GESTELLTE AUFGABE A ▸ Schreib aus dem Auszug zu Ems, Weser und Elbe das Stück von „Im vorliegenden Beitrag“ bis „versalztes Grundwasser an.“ neu und setze dabei überall „Marschgebiet“ an die Stelle von „Marschland“.

Analyse der hydrochemischen Parameter tidebeeinflusster Flussabschnitte an Ems, Weser und Elbe

Im vorliegenden Beitrag wurden die Oberflächenwasserbeschaffenheit an unterschiedlichen Messstellen nahe der drei großen Nordsee-Ästuare sowie deren Grundwasserbeschaffenheiten untersucht (siehe auch Abb. 3). Die Abb. 3 stellt das Untersuchungsgebiet bzw. die Gebiete dar, an denen die Verockerungsneigung von wasserbaulichen Filteranlagen im Rahmen des vorliegenden Beitrags betrachtet wird. Die Untersuchungsgebiete liegen im hydrogeologischen Großraum des nord- und mitteldeutschen Lockergesteinsgebiets und überwiegend im Raum Marschland der Nordseemarschen (LBEG 2017). Ein Abschnitt der Tideems zwischen Herbrum und Papenburg liegt im hydrogeologischen Teilraum der Hunte-Leda-Moorniederung (ebd.). Im Marschland steht nach LBEG (2017) im oberen Grundwasserleiter aufgrund des Eindringens von Brack- und Nordseewasser in der Regel versalztes Grundwasser an.

BEREITGESTELLTE ANGABEN ▸
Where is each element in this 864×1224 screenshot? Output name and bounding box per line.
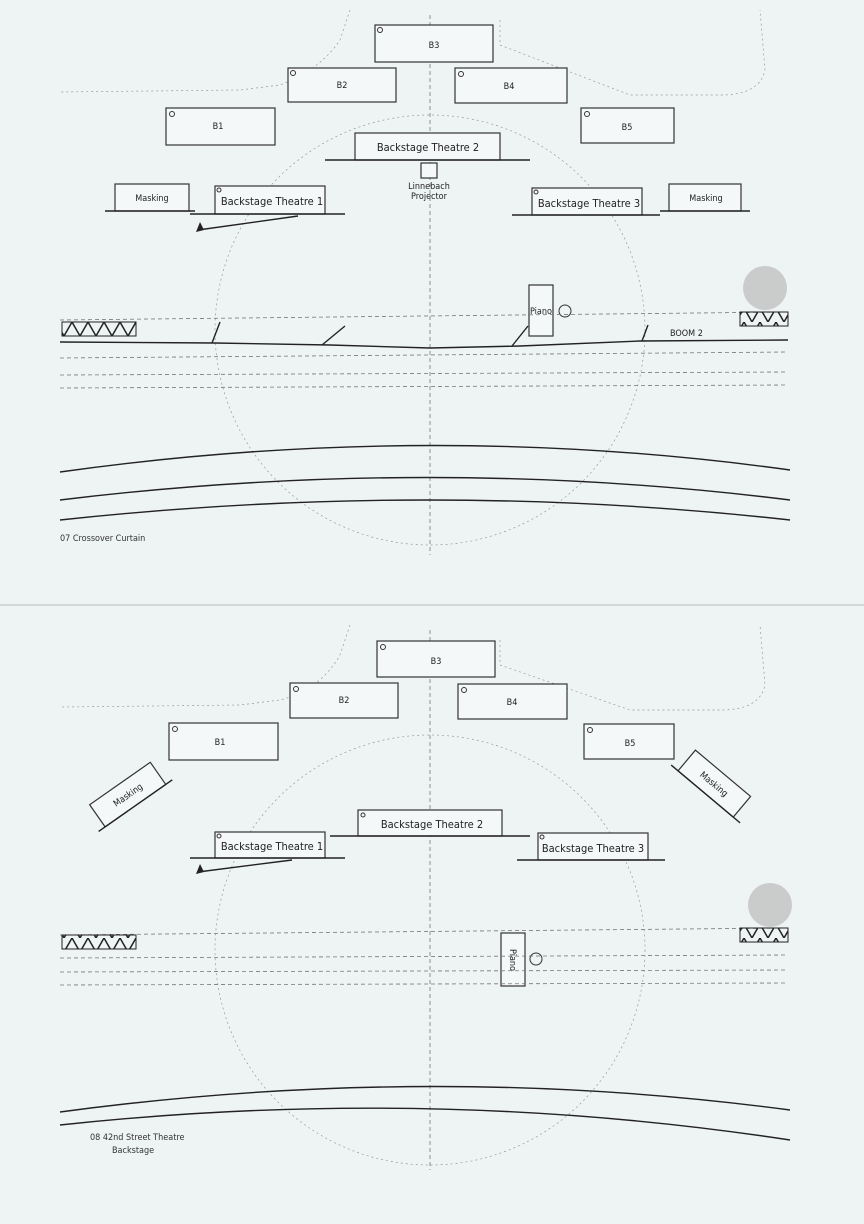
label-projector-1: Linnebach bbox=[408, 182, 450, 192]
truss-left bbox=[61, 321, 137, 337]
box-b3: B3 bbox=[374, 24, 494, 63]
label-b5: B5 bbox=[622, 123, 633, 133]
arrow-line bbox=[197, 215, 299, 231]
box-masking-right: Masking bbox=[670, 749, 752, 824]
label-b2: B2 bbox=[339, 696, 350, 706]
panel-42nd-street: B3 B2 B4 B1 B5 Masking Masking Backstage… bbox=[59, 624, 792, 1170]
box-backstage-theatre-2: Backstage Theatre 2 bbox=[330, 809, 530, 837]
piano: Piano bbox=[500, 932, 526, 987]
plant-icon bbox=[748, 883, 792, 927]
box-b1: B1 bbox=[165, 107, 276, 146]
label-b4: B4 bbox=[504, 82, 515, 92]
label-b3: B3 bbox=[431, 657, 442, 667]
box-backstage-theatre-1: Backstage Theatre 1 bbox=[190, 831, 345, 859]
truss-right bbox=[739, 927, 789, 943]
box-backstage-theatre-3: Backstage Theatre 3 bbox=[517, 832, 665, 861]
caption-07: 07 Crossover Curtain bbox=[60, 534, 145, 544]
piano: Piano bbox=[528, 284, 554, 337]
label-b2: B2 bbox=[337, 81, 348, 91]
box-b1: B1 bbox=[168, 722, 279, 761]
label-bt2: Backstage Theatre 2 bbox=[381, 818, 483, 831]
label-b5: B5 bbox=[625, 739, 636, 749]
truss-right bbox=[739, 311, 789, 327]
panel-crossover-curtain: B3 B2 B4 B1 B5 Backstage Theatre 2 Linne… bbox=[59, 9, 791, 555]
label-piano: Piano bbox=[507, 949, 517, 971]
box-masking-left: Masking bbox=[105, 183, 195, 212]
label-piano: Piano bbox=[530, 307, 552, 317]
label-masking-left: Masking bbox=[135, 194, 168, 204]
label-b1: B1 bbox=[213, 122, 224, 132]
label-bt3: Backstage Theatre 3 bbox=[542, 842, 644, 855]
caption-08-line2: Backstage bbox=[112, 1146, 154, 1156]
label-bt2: Backstage Theatre 2 bbox=[377, 141, 479, 154]
curtain-arrows bbox=[211, 321, 649, 347]
box-masking-left: Masking bbox=[88, 761, 173, 833]
arrowhead-icon bbox=[196, 864, 204, 874]
label-boom-2: BOOM 2 bbox=[670, 329, 703, 339]
label-bt3: Backstage Theatre 3 bbox=[538, 197, 640, 210]
box-masking-right: Masking bbox=[660, 183, 750, 212]
box-b5: B5 bbox=[580, 107, 675, 144]
box-backstage-theatre-3: Backstage Theatre 3 bbox=[512, 187, 660, 216]
label-masking-right: Masking bbox=[689, 194, 722, 204]
box-b4: B4 bbox=[454, 67, 568, 104]
box-backstage-theatre-2: Backstage Theatre 2 bbox=[325, 132, 530, 161]
label-b3: B3 bbox=[429, 41, 440, 51]
stage-circle-2 bbox=[214, 734, 646, 1166]
label-bt1: Backstage Theatre 1 bbox=[221, 840, 323, 853]
label-b4: B4 bbox=[507, 698, 518, 708]
box-b4: B4 bbox=[457, 683, 568, 720]
stage-circle bbox=[214, 114, 646, 546]
plant-icon bbox=[743, 266, 787, 310]
box-b5: B5 bbox=[583, 723, 675, 760]
box-b2: B2 bbox=[287, 67, 397, 103]
box-backstage-theatre-1: Backstage Theatre 1 bbox=[190, 185, 345, 215]
box-b3: B3 bbox=[376, 640, 496, 678]
piano-stool bbox=[529, 952, 543, 966]
label-bt1: Backstage Theatre 1 bbox=[221, 195, 323, 208]
truss-left bbox=[61, 934, 137, 950]
crossover-curtain-line bbox=[59, 339, 789, 349]
piano-stool bbox=[558, 304, 572, 318]
arrowhead-icon bbox=[196, 222, 204, 232]
caption-08: 08 42nd Street Theatre bbox=[90, 1133, 184, 1143]
label-projector-2: Projector bbox=[411, 192, 448, 202]
box-b2: B2 bbox=[289, 682, 399, 719]
label-b1: B1 bbox=[215, 738, 226, 748]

GESTELLTE AUFGABE B ▸ Gib aus den Datensätzen den Bereich von der Zeile mit „label-projector-1: Linnebach bbox=[408, 182, 450, 192]“ bis einschließlich der Zeile mit „box-masking-right: Masking bbox=[660, 183, 750, 212]“ als nummerierte Liste ohne Leerzeilen aus.

VOLLSTÄNDIGE AUSGABE A ▸
Im vorliegenden Beitrag wurden die Oberflächenwasserbeschaffenheit an unterschiedlichen Messstellen nahe der drei großen Nordsee-Ästuare sowie deren Grundwasserbeschaffenheiten untersucht (siehe auch Abb. 3). Die Abb. 3 stellt das Untersuchungsgebiet bzw. die Gebiete dar, an denen die Verockerungsneigung von wasserbaulichen Filteranlagen im Rahmen des vorliegenden Beitrags betrachtet wird. Die Untersuchungsgebiete liegen im hydrogeologischen Großraum des nord- und mitteldeutschen Lockergesteinsgebiets und überwiegend im Raum Marschgebiet der Nordseemarschen (LBEG 2017). Ein Abschnitt der Tideems zwischen Herbrum und Papenburg liegt im hydrogeologischen Teilraum der Hunte-Leda-Moorniederung (ebd.). Im Marschgebiet steht nach LBEG (2017) im oberen Grundwasserleiter aufgrund des Eindringens von Brack- und Nordseewasser in der Regel versalztes Grundwasser an.

VOLLSTÄNDIGE AUSGABE B ▸
1. label-projector-1: Linnebach bbox=[408, 182, 450, 192]
2. truss-left bbox=[61, 321, 137, 337]
3. box-b3: B3 bbox=[374, 24, 494, 63]
4. label-b5: B5 bbox=[622, 123, 633, 133]
5. arrow-line bbox=[197, 215, 299, 231]
6. box-masking-right: Masking bbox=[670, 749, 752, 824]
7. label-b2: B2 bbox=[339, 696, 350, 706]
8. panel-42nd-street: B3 B2 B4 B1 B5 Masking Masking Backstage… bbox=[59, 624, 792, 1170]
9. box-backstage-theatre-2: Backstage Theatre 2 bbox=[330, 809, 530, 837]
10. piano: Piano bbox=[500, 932, 526, 987]
11. plant-icon bbox=[748, 883, 792, 927]
12. box-b1: B1 bbox=[165, 107, 276, 146]
13. label-b4: B4 bbox=[504, 82, 515, 92]
14. label-b3: B3 bbox=[431, 657, 442, 667]
15. box-backstage-theatre-1: Backstage Theatre 1 bbox=[190, 831, 345, 859]
16. truss-right bbox=[739, 927, 789, 943]
17. box-backstage-theatre-3: Backstage Theatre 3 bbox=[517, 832, 665, 861]
18. caption-07: 07 Crossover Curtain bbox=[60, 534, 145, 544]
19. piano: Piano bbox=[528, 284, 554, 337]
20. label-b2: B2 bbox=[337, 81, 348, 91]
21. box-b1: B1 bbox=[168, 722, 279, 761]
22. label-bt2: Backstage Theatre 2 bbox=[381, 818, 483, 831]
23. label-b5: B5 bbox=[625, 739, 636, 749]
24. truss-right bbox=[739, 311, 789, 327]
25. panel-crossover-curtain: B3 B2 B4 B1 B5 Backstage Theatre 2 Linne… bbox=[59, 9, 791, 555]
26. label-piano: Piano bbox=[507, 949, 517, 971]
27. box-masking-left: Masking bbox=[105, 183, 195, 212]
28. label-piano: Piano bbox=[530, 307, 552, 317]
29. label-masking-left: Masking bbox=[135, 194, 168, 204]
30. label-b1: B1 bbox=[213, 122, 224, 132]
31. label-bt3: Backstage Theatre 3 bbox=[542, 842, 644, 855]
32. caption-08-line2: Backstage bbox=[112, 1146, 154, 1156]
33. label-bt2: Backstage Theatre 2 bbox=[377, 141, 479, 154]
34. curtain-arrows bbox=[211, 321, 649, 347]
35. box-masking-left: Masking bbox=[88, 761, 173, 833]
36. arrowhead-icon bbox=[196, 864, 204, 874]
37. label-boom-2: BOOM 2 bbox=[670, 329, 703, 339]
38. label-bt3: Backstage Theatre 3 bbox=[538, 197, 640, 210]
39. box-masking-right: Masking bbox=[660, 183, 750, 212]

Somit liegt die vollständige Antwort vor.